• [Request] Reproduce the records below exactly as given.

• [Available data]
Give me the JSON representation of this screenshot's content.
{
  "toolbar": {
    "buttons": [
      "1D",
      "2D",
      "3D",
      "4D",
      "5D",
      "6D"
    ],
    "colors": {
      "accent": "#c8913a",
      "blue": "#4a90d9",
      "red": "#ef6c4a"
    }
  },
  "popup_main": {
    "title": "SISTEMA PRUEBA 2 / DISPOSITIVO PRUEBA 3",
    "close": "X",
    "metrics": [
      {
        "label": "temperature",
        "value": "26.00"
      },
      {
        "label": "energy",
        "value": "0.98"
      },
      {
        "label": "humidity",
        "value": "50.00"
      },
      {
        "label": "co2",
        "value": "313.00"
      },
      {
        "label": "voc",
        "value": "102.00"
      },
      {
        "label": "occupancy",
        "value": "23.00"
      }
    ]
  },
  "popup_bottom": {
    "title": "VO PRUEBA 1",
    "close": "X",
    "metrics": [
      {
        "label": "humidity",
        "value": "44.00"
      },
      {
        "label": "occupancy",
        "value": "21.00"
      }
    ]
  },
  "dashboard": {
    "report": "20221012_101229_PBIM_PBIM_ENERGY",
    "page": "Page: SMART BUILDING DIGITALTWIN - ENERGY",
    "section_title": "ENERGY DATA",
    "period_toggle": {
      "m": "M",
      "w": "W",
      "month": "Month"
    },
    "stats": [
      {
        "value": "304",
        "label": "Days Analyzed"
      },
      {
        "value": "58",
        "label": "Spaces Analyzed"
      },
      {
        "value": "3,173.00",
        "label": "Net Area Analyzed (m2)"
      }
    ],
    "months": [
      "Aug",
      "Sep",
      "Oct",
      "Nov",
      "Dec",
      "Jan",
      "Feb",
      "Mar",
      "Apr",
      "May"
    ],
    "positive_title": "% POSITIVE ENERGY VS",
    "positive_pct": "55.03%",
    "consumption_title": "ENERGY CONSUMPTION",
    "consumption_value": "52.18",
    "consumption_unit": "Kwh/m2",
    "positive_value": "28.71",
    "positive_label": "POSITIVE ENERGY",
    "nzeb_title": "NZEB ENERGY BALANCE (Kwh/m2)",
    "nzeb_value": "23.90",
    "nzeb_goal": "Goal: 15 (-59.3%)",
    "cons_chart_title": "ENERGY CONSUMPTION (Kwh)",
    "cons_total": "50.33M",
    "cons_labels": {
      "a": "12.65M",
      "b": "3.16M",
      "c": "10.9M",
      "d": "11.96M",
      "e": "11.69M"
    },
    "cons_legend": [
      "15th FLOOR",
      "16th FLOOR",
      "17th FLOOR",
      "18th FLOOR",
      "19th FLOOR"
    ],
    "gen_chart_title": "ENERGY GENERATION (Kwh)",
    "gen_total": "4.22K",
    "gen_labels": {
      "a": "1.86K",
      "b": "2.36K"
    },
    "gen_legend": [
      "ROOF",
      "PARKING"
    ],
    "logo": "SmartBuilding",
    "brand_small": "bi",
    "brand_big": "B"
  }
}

• [Finished answer]
Give me the JSON representation of this screenshot's content.
{
  "toolbar": {
    "buttons": [
      "1D",
      "2D",
      "3D",
      "4D",
      "5D",
      "6D"
    ],
    "colors": {
      "accent": "#c8913a",
      "blue": "#4a90d9",
      "red": "#ef6c4a"
    }
  },
  "popup_main": {
    "title": "SISTEMA PRUEBA 2 / DISPOSITIVO PRUEBA 3",
    "close": "X",
    "metrics": [
      {
        "label": "temperature",
        "value": "26.00"
      },
      {
        "label": "energy",
        "value": "0.98"
      },
      {
        "label": "humidity",
        "value": "50.00"
      },
      {
        "label": "co2",
        "value": "313.00"
      },
      {
        "label": "voc",
        "value": "102.00"
      },
      {
        "label": "occupancy",
        "value": "23.00"
      }
    ]
  },
  "popup_bottom": {
    "title": "VO PRUEBA 1",
    "close": "X",
    "metrics": [
      {
        "label": "humidity",
        "value": "44.00"
      },
      {
        "label": "occupancy",
        "value": "21.00"
      }
    ]
  },
  "dashboard": {
    "report": "20221012_101229_PBIM_PBIM_ENERGY",
    "page": "Page: SMART BUILDING DIGITALTWIN - ENERGY",
    "section_title": "ENERGY DATA",
    "period_toggle": {
      "m": "M",
      "w": "W",
      "month": "Month"
    },
    "stats": [
      {
        "value": "304",
        "label": "Days Analyzed"
      },
      {
        "value": "58",
        "label": "Spaces Analyzed"
      },
      {
        "value": "3,173.00",
        "label": "Net Area Analyzed (m2)"
      }
    ],
    "months": [
      "Aug",
      "Sep",
      "Oct",
      "Nov",
      "Dec",
      "Jan",
      "Feb",
      "Mar",
      "Apr",
      "May"
    ],
    "positive_title": "% POSITIVE ENERGY VS",
    "positive_pct": "55.03%",
    "consumption_title": "ENERGY CONSUMPTION",
    "consumption_value": "52.18",
    "consumption_unit": "Kwh/m2",
    "positive_value": "28.71",
    "positive_label": "POSITIVE ENERGY",
    "nzeb_title": "NZEB ENERGY BALANCE (Kwh/m2)",
    "nzeb_value": "23.90",
    "nzeb_goal": "Goal: 15 (-59.3%)",
    "cons_chart_title": "ENERGY CONSUMPTION (Kwh)",
    "cons_total": "50.33M",
    "cons_labels": {
      "a": "12.65M",
      "b": "3.16M",
      "c": "10.9M",
      "d": "11.96M",
      "e": "11.69M"
    },
    "cons_legend": [
      "15th FLOOR",
      "16th FLOOR",
      "17th FLOOR",
      "18th FLOOR",
      "19th FLOOR"
    ],
    "gen_chart_title": "ENERGY GENERATION (Kwh)",
    "gen_total": "4.22K",
    "gen_labels": {
      "a": "1.86K",
      "b": "2.36K"
    },
    "gen_legend": [
      "ROOF",
      "PARKING"
    ],
    "logo": "SmartBuilding",
    "brand_small": "bi",
    "brand_big": "B"
  }
}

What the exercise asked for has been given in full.